**TASK PROMPT:** Below is a block of records; repeat each one exactly.

**DATA ROWS:**
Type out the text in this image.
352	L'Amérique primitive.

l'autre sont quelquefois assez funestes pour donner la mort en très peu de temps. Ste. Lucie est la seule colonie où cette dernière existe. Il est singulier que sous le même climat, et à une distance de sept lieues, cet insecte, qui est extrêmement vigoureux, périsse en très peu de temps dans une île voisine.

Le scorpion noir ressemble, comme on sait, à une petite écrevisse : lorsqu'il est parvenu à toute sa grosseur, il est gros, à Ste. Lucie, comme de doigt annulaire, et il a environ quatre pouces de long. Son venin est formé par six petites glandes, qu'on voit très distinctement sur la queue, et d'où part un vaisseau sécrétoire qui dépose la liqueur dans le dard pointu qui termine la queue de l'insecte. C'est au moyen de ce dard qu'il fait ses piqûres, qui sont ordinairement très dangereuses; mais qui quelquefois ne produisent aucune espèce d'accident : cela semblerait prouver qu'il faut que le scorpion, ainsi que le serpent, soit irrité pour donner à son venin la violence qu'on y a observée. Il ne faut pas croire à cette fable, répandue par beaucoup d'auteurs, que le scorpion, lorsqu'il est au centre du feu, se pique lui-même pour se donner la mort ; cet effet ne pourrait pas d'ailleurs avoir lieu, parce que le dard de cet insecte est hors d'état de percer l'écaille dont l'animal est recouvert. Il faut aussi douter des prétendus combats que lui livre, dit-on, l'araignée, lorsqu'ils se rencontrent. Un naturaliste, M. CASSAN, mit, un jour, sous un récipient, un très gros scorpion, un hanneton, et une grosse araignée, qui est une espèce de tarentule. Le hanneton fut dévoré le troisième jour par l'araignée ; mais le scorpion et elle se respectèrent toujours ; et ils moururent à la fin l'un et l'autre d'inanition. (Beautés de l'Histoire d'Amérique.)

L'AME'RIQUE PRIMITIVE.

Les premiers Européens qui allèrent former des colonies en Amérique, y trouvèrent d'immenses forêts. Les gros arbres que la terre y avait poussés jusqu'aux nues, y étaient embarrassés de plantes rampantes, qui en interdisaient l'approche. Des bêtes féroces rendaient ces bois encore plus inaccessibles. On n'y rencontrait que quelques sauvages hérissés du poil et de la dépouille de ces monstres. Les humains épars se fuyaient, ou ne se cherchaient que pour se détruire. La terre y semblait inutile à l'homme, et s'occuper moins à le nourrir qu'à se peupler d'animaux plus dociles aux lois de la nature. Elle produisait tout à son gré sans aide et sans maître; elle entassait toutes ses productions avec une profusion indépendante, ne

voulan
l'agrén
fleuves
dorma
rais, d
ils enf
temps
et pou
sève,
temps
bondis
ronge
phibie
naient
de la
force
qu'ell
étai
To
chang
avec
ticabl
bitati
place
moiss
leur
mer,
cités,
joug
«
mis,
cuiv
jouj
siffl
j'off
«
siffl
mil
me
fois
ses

**FULL OUTPUT:**
Type out the text in this image.
352	L'Amérique primitive.

l'autre sont quelquefois assez funestes pour donner la mort en très peu de temps. Ste. Lucie est la seule colonie où cette dernière existe. Il est singulier que sous le même climat, et à une distance de sept lieues, cet insecte, qui est extrêmement vigoureux, périsse en très peu de temps dans une île voisine.

Le scorpion noir ressemble, comme on sait, à une petite écrevisse : lorsqu'il est parvenu à toute sa grosseur, il est gros, à Ste. Lucie, comme de doigt annulaire, et il a environ quatre pouces de long. Son venin est formé par six petites glandes, qu'on voit très distinctement sur la queue, et d'où part un vaisseau sécrétoire qui dépose la liqueur dans le dard pointu qui termine la queue de l'insecte. C'est au moyen de ce dard qu'il fait ses piqûres, qui sont ordinairement très dangereuses; mais qui quelquefois ne produisent aucune espèce d'accident : cela semblerait prouver qu'il faut que le scorpion, ainsi que le serpent, soit irrité pour donner à son venin la violence qu'on y a observée. Il ne faut pas croire à cette fable, répandue par beaucoup d'auteurs, que le scorpion, lorsqu'il est au centre du feu, se pique lui-même pour se donner la mort ; cet effet ne pourrait pas d'ailleurs avoir lieu, parce que le dard de cet insecte est hors d'état de percer l'écaille dont l'animal est recouvert. Il faut aussi douter des prétendus combats que lui livre, dit-on, l'araignée, lorsqu'ils se rencontrent. Un naturaliste, M. CASSAN, mit, un jour, sous un récipient, un très gros scorpion, un hanneton, et une grosse araignée, qui est une espèce de tarentule. Le hanneton fut dévoré le troisième jour par l'araignée ; mais le scorpion et elle se respectèrent toujours ; et ils moururent à la fin l'un et l'autre d'inanition. (Beautés de l'Histoire d'Amérique.)

L'AME'RIQUE PRIMITIVE.

Les premiers Européens qui allèrent former des colonies en Amérique, y trouvèrent d'immenses forêts. Les gros arbres que la terre y avait poussés jusqu'aux nues, y étaient embarrassés de plantes rampantes, qui en interdisaient l'approche. Des bêtes féroces rendaient ces bois encore plus inaccessibles. On n'y rencontrait que quelques sauvages hérissés du poil et de la dépouille de ces monstres. Les humains épars se fuyaient, ou ne se cherchaient que pour se détruire. La terre y semblait inutile à l'homme, et s'occuper moins à le nourrir qu'à se peupler d'animaux plus dociles aux lois de la nature. Elle produisait tout à son gré sans aide et sans maître; elle entassait toutes ses productions avec une profusion indépendante, ne

voulan
l'agrén
fleuves
dorma
rais, d
ils enf
temps
et pou
sève,
temps
bondis
ronge
phibie
naient
de la
force
qu'ell
étai
To
chang
avec
ticabl
bitati
place
moiss
leur
mer,
cités,
joug
«
mis,
cuiv
jouj
siffl
j'off
«
siffl
mil
me
fois
ses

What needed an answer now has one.